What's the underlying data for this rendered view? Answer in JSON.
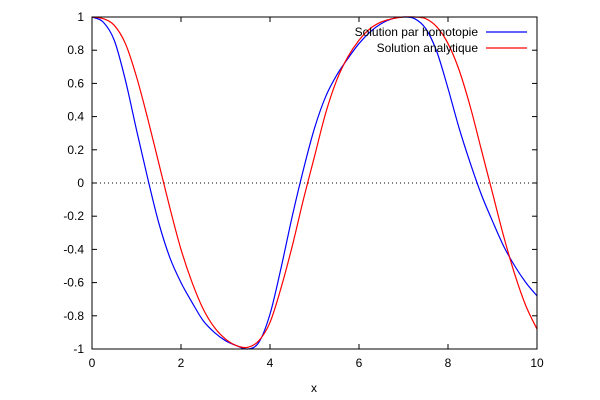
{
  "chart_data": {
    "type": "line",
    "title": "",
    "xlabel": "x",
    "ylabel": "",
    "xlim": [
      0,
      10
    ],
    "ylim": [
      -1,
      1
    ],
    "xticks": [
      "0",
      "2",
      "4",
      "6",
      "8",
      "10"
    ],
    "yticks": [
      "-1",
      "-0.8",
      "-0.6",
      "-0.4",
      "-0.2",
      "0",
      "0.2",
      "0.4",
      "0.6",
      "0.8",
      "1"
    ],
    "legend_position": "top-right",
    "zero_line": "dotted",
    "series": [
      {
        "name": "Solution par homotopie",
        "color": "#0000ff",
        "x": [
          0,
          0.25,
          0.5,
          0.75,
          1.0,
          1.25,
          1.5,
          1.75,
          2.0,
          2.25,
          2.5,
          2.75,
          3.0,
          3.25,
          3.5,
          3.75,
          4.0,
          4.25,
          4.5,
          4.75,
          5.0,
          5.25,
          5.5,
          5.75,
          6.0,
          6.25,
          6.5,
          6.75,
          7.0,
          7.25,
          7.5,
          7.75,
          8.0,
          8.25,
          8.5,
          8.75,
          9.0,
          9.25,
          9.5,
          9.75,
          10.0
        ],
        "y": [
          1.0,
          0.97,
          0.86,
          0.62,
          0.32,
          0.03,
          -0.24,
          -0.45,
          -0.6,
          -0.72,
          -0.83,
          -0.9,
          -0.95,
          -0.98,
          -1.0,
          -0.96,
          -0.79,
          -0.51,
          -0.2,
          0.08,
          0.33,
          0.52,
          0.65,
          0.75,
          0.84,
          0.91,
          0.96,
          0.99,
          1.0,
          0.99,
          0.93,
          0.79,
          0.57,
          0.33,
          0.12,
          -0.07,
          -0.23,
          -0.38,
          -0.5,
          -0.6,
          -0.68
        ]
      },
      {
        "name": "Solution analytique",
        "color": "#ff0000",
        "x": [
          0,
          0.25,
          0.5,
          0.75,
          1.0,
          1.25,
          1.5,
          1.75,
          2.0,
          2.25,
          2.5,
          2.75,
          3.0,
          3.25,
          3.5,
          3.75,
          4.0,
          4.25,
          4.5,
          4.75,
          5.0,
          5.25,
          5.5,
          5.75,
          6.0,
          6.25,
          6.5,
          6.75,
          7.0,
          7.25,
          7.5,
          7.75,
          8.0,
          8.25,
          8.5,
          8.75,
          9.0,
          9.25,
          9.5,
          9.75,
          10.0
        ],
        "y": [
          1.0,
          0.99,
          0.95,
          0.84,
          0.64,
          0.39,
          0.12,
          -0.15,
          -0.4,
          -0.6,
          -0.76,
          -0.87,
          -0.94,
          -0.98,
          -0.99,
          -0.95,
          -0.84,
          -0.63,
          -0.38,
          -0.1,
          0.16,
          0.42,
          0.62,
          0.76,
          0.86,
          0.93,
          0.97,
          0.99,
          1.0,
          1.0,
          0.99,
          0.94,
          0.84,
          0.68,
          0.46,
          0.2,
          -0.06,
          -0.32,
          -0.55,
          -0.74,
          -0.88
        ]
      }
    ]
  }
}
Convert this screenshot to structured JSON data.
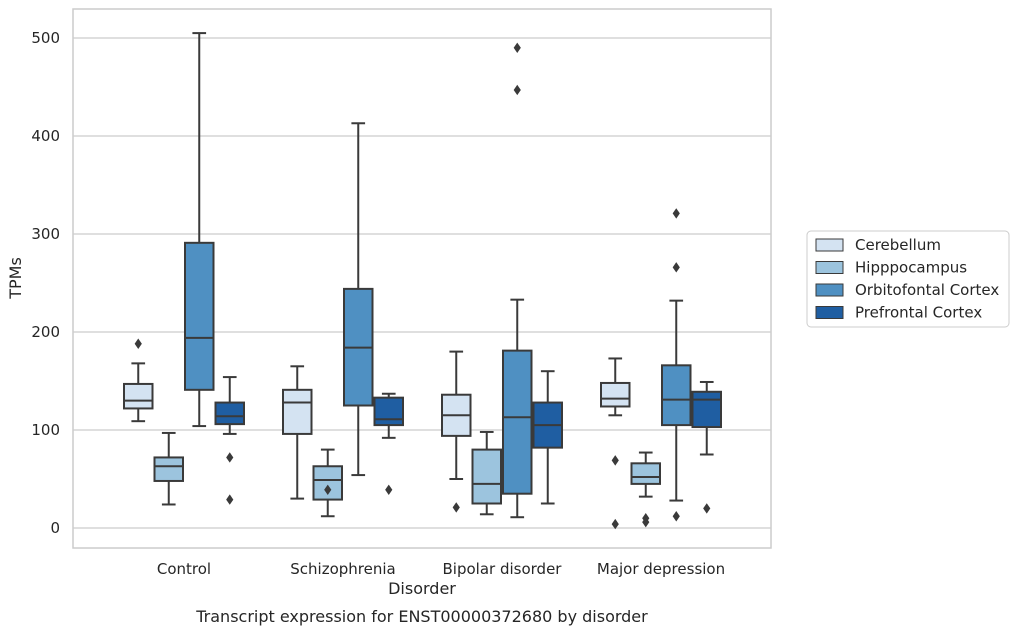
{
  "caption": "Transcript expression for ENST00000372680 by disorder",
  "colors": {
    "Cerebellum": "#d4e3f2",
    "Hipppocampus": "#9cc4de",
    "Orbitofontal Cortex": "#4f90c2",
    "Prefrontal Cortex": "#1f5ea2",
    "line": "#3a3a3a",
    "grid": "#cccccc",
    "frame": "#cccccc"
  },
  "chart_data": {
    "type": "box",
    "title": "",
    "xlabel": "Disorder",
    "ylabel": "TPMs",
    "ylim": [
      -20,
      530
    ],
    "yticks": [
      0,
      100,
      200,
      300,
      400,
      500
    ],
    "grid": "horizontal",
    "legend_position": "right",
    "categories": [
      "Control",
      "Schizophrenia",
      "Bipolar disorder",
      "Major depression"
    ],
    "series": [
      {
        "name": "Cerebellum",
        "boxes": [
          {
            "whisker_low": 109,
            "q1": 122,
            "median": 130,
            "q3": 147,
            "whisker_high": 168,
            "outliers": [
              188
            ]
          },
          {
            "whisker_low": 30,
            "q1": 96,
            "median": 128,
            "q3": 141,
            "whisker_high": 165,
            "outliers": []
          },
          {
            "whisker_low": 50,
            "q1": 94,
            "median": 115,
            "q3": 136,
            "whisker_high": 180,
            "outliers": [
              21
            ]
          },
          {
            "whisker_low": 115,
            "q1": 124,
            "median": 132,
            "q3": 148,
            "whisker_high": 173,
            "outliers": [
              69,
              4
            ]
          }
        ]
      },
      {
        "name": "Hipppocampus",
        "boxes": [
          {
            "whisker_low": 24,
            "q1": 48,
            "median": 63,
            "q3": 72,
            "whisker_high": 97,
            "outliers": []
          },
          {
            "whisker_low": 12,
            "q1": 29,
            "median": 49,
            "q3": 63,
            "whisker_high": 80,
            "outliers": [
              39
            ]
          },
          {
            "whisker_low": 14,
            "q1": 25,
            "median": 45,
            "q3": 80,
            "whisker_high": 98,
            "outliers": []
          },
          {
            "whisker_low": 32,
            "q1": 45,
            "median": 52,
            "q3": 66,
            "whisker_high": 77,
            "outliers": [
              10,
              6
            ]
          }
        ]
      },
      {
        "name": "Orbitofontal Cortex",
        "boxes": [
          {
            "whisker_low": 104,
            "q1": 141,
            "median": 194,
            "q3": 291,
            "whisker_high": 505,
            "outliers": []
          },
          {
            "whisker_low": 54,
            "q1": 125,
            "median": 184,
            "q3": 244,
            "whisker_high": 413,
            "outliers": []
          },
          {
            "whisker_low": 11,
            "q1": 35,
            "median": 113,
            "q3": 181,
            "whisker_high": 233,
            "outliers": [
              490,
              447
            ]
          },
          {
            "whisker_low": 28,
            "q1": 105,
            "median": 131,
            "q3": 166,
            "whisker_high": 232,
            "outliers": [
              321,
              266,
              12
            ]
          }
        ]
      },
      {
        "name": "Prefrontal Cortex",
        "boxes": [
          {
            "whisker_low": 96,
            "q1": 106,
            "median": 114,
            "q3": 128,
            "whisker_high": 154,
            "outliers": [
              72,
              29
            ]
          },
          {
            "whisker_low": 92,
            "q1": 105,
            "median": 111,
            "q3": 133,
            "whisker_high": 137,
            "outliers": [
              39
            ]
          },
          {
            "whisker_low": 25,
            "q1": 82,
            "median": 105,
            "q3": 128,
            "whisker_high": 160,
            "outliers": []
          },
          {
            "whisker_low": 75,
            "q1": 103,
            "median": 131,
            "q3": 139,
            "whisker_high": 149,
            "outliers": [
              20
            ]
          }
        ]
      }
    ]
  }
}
---+---
Copy every single line of the material above that holds "JSON".

[WRITTEN ANSWER]
What's the underlying data for this rendered view? Answer in JSON.
Convert this screenshot to structured JSON data.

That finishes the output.